* Start Supplied records *
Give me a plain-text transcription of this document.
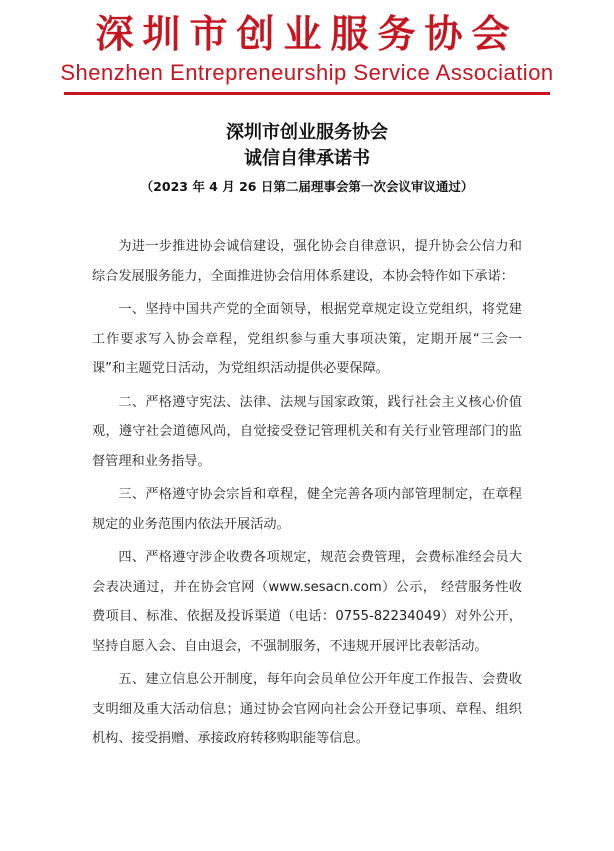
深圳市创业服务协会
Shenzhen Entrepreneurship Service Association
深圳市创业服务协会
诚信自律承诺书
（2023 年 4 月 26 日第二届理事会第一次会议审议通过）

为进一步推进协会诚信建设，强化协会自律意识，提升协会公信力和综合发展服务能力，全面推进协会信用体系建设，本协会特作如下承诺：

一、坚持中国共产党的全面领导，根据党章规定设立党组织，将党建工作要求写入协会章程，党组织参与重大事项决策，定期开展“三会一课”和主题党日活动，为党组织活动提供必要保障。

二、严格遵守宪法、法律、法规与国家政策，践行社会主义核心价值观，遵守社会道德风尚，自觉接受登记管理机关和有关行业管理部门的监督管理和业务指导。

三、严格遵守协会宗旨和章程，健全完善各项内部管理制定，在章程规定的业务范围内依法开展活动。

四、严格遵守涉企收费各项规定，规范会费管理，会费标准经会员大会表决通过，并在协会官网（www.sesacn.com）公示， 经营服务性收费项目、标准、依据及投诉渠道（电话：0755-82234049）对外公开， 坚持自愿入会、自由退会，不强制服务，不违规开展评比表彰活动。

五、建立信息公开制度，每年向会员单位公开年度工作报告、会费收支明细及重大活动信息；通过协会官网向社会公开登记事项、章程、组织机构、接受捐赠、承接政府转移购职能等信息。
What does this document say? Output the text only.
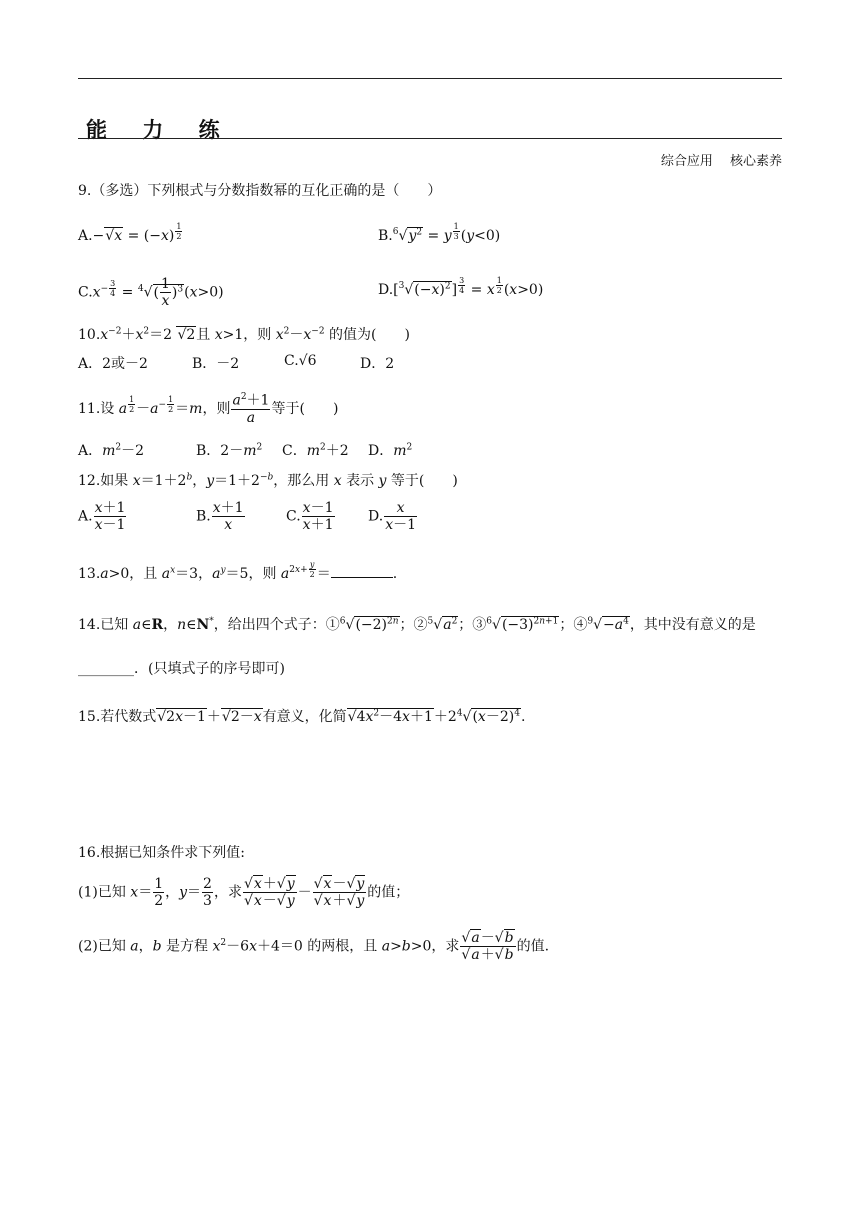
能 力 练
综合应用　 核心素养
9.（多选）下列根式与分数指数幂的互化正确的是（　　）
A.−√x = (−x) $^{\frac{1}{2}}$	$B.^6√y^2 = y$ $^{\frac{1}{3}}$ (y<0)
$C.x^{- \frac{3}{4}} = ^4√( \frac{1}{x} )^3(x>0)$	$D.[^3√(-x)^2] ^{\frac{3}{4}} = x$ $^{\frac{1}{2}}$ (x>0)
$10.x^{-2}+x^2=2$ √2且 x>1，则 $x^2-x^{-2}$ 的值为( )
A．2或－2	B．－2	C.√6	D．2
11.设 a $^{\frac{1}{2}} -a^{- \frac{1}{2}} =m$，则 $\frac{a^2+1}{a}$ 等于( )
A．$m^2-2$	B．$2-m^2$ C．$m^2+2$ D．$m^2$
12.如果 $x=1+2^b$，$y=1+2^{-b}$，那么用 x 表示 y 等于( )
A. $\frac{x+1}{x-1}$	B. $\frac{x+1}{x}$	C. $\frac{x-1}{x+1} D$. $\frac{x}{x-1}$
13.a>0，且 $a^x=3$，$a^y=5$，则 $a^{2x+ \frac{y}{2}}$ ＝	.
14.已知 a∈R，n∈N*，给出四个式子：$①^6√(-2)^{2n}$；$②^5√a^2$；$③^6√(-3)^{2n+1}$；$④^9√-a^4$，其中没有意义的是
________．(只填式子的序号即可)
15.若代数式√2x－1＋√2－x有意义，化简$√4x^2-4x+1+2^4√(x-2)^4$.
16.根据已知条件求下列值:
(1)已知 $x= \frac{1}{2}$ ，$y= \frac{2}{3}$ ，求 $\frac{√x+√y}{√x-√y} - \frac{√x-√y}{√x+√y}$ 的值；
(2)已知 a，b 是方程 $x^2-6x+4=0$ 的两根，且 a>b>0，求 $\frac{√a-√b}{√a+√b}$ 的值.
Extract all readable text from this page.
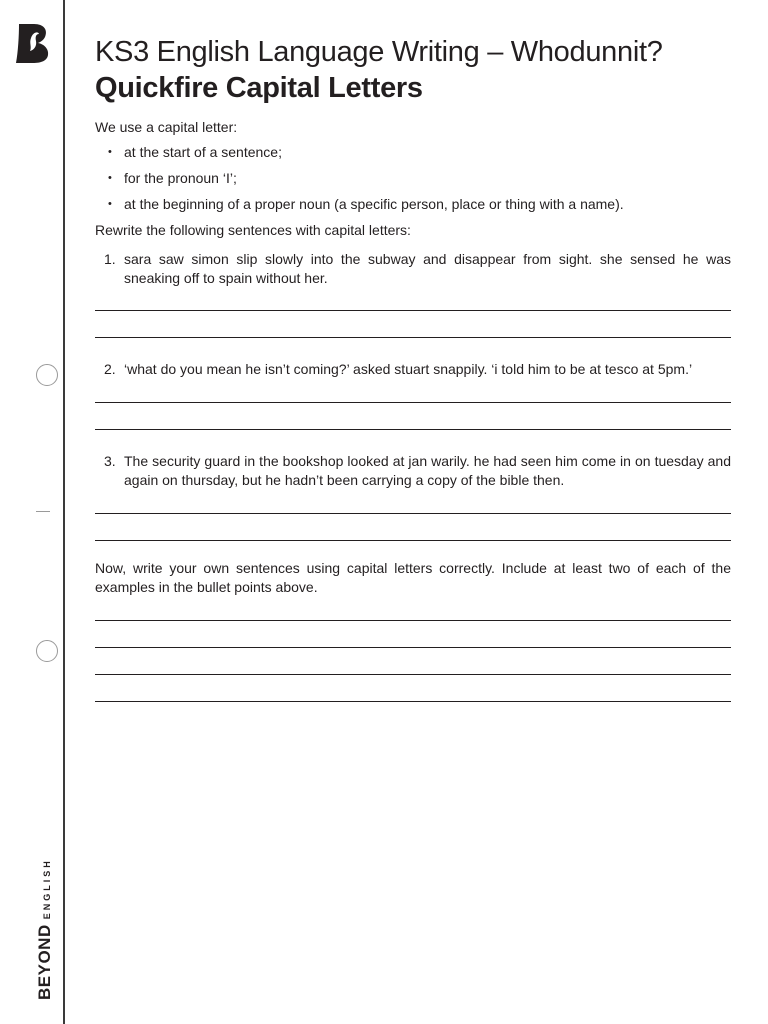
BEYOND
ENGLISH
KS3 English Language Writing – Whodunnit?
Quickfire Capital Letters

We use a capital letter:

• at the start of a sentence;
• for the pronoun ‘I’;
• at the beginning of a proper noun (a specific person, place or thing with a name).

Rewrite the following sentences with capital letters:

1. sara saw simon slip slowly into the subway and disappear from sight. she sensed he was sneaking off to spain without her.
2. ‘what do you mean he isn’t coming?’ asked stuart snappily. ‘i told him to be at tesco at 5pm.’
3. The security guard in the bookshop looked at jan warily. he had seen him come in on tuesday and again on thursday, but he hadn’t been carrying a copy of the bible then.

Now, write your own sentences using capital letters correctly. Include at least two of each of the examples in the bullet points above.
* End Supplied records *
**Exercise instructions**
Retype all of the entries exactly as written, leaving out any images.

**In response**
Give me a plain-text transcription of this document.
深圳市创业服务协会
Shenzhen Entrepreneurship Service Association
深圳市创业服务协会
诚信自律承诺书
（2023 年 4 月 26 日第二届理事会第一次会议审议通过）

为进一步推进协会诚信建设，强化协会自律意识，提升协会公信力和综合发展服务能力，全面推进协会信用体系建设，本协会特作如下承诺：

一、坚持中国共产党的全面领导，根据党章规定设立党组织，将党建工作要求写入协会章程，党组织参与重大事项决策，定期开展“三会一课”和主题党日活动，为党组织活动提供必要保障。

二、严格遵守宪法、法律、法规与国家政策，践行社会主义核心价值观，遵守社会道德风尚，自觉接受登记管理机关和有关行业管理部门的监督管理和业务指导。

三、严格遵守协会宗旨和章程，健全完善各项内部管理制定，在章程规定的业务范围内依法开展活动。

四、严格遵守涉企收费各项规定，规范会费管理，会费标准经会员大会表决通过，并在协会官网（www.sesacn.com）公示， 经营服务性收费项目、标准、依据及投诉渠道（电话：0755-82234049）对外公开， 坚持自愿入会、自由退会，不强制服务，不违规开展评比表彰活动。

五、建立信息公开制度，每年向会员单位公开年度工作报告、会费收支明细及重大活动信息；通过协会官网向社会公开登记事项、章程、组织机构、接受捐赠、承接政府转移购职能等信息。
What does this document say? Output the text only.
能 力 练
综合应用　 核心素养
9.（多选）下列根式与分数指数幂的互化正确的是（　　）
A.−√x = (−x) $^{\frac{1}{2}}$	$B.^6√y^2 = y$ $^{\frac{1}{3}}$ (y<0)
$C.x^{- \frac{3}{4}} = ^4√( \frac{1}{x} )^3(x>0)$	$D.[^3√(-x)^2] ^{\frac{3}{4}} = x$ $^{\frac{1}{2}}$ (x>0)
$10.x^{-2}+x^2=2$ √2且 x>1，则 $x^2-x^{-2}$ 的值为( )
A．2或－2	B．－2	C.√6	D．2
11.设 a $^{\frac{1}{2}} -a^{- \frac{1}{2}} =m$，则 $\frac{a^2+1}{a}$ 等于( )
A．$m^2-2$	B．$2-m^2$ C．$m^2+2$ D．$m^2$
12.如果 $x=1+2^b$，$y=1+2^{-b}$，那么用 x 表示 y 等于( )
A. $\frac{x+1}{x-1}$	B. $\frac{x+1}{x}$	C. $\frac{x-1}{x+1} D$. $\frac{x}{x-1}$
13.a>0，且 $a^x=3$，$a^y=5$，则 $a^{2x+ \frac{y}{2}}$ ＝	.
14.已知 a∈R，n∈N*，给出四个式子：$①^6√(-2)^{2n}$；$②^5√a^2$；$③^6√(-3)^{2n+1}$；$④^9√-a^4$，其中没有意义的是
________．(只填式子的序号即可)
15.若代数式√2x－1＋√2－x有意义，化简$√4x^2-4x+1+2^4√(x-2)^4$.
16.根据已知条件求下列值:
(1)已知 $x= \frac{1}{2}$ ，$y= \frac{2}{3}$ ，求 $\frac{√x+√y}{√x-√y} - \frac{√x-√y}{√x+√y}$ 的值；
(2)已知 a，b 是方程 $x^2-6x+4=0$ 的两根，且 a>b>0，求 $\frac{√a-√b}{√a+√b}$ 的值.
Extract all readable text from this page.
BEYOND
ENGLISH
KS3 English Language Writing – Whodunnit?
Quickfire Capital Letters

We use a capital letter:

• at the start of a sentence;
• for the pronoun ‘I’;
• at the beginning of a proper noun (a specific person, place or thing with a name).

Rewrite the following sentences with capital letters:

1. sara saw simon slip slowly into the subway and disappear from sight. she sensed he was sneaking off to spain without her.
2. ‘what do you mean he isn’t coming?’ asked stuart snappily. ‘i told him to be at tesco at 5pm.’
3. The security guard in the bookshop looked at jan warily. he had seen him come in on tuesday and again on thursday, but he hadn’t been carrying a copy of the bible then.

Now, write your own sentences using capital letters correctly. Include at least two of each of the examples in the bullet points above.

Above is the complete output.